Tally up the lines carrying the string "rythme" and respond with only the resulting number.

[START OF LISTING]

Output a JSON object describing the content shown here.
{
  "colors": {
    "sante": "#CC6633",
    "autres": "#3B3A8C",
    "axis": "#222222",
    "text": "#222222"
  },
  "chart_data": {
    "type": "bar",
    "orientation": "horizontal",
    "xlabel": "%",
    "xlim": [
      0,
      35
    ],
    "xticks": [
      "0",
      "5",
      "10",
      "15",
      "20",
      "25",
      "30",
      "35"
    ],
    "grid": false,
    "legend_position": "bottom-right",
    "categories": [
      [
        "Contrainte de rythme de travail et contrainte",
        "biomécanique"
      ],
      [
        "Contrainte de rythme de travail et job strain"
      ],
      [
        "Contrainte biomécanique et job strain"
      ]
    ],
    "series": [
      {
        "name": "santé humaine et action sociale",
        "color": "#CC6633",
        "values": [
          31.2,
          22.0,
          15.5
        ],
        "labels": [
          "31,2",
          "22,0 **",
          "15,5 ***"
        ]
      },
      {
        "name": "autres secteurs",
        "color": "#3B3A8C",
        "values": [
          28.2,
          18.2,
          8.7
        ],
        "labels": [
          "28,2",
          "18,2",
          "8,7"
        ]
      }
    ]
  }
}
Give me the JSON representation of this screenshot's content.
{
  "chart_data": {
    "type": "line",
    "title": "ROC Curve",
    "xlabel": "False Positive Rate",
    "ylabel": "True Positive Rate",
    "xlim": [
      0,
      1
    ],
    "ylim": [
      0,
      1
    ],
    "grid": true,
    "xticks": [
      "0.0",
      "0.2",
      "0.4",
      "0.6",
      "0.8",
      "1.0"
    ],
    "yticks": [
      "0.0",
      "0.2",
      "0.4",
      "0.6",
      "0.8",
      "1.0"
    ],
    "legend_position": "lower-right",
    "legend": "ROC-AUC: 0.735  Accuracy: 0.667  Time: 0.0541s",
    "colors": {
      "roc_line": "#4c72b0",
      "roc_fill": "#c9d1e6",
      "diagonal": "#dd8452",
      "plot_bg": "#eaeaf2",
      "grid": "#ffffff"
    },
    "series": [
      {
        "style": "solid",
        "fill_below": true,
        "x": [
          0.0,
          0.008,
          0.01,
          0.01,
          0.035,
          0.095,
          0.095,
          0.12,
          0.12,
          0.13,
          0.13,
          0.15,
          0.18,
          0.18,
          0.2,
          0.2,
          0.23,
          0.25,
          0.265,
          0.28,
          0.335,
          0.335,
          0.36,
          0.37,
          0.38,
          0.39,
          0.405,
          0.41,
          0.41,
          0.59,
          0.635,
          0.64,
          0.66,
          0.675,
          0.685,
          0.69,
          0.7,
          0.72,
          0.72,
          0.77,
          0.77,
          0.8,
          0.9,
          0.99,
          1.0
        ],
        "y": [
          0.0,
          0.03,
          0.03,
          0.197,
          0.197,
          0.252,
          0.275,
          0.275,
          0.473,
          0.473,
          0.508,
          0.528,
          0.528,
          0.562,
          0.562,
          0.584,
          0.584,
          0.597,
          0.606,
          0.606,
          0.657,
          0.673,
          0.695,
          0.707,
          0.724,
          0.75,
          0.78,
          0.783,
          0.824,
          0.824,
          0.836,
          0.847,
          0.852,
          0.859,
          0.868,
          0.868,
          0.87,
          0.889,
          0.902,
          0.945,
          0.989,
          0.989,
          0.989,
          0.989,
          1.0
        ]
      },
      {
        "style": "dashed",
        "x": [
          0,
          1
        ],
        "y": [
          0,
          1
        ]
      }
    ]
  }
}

[END OF LISTING]

-- EXERCISE OUTPUT --
2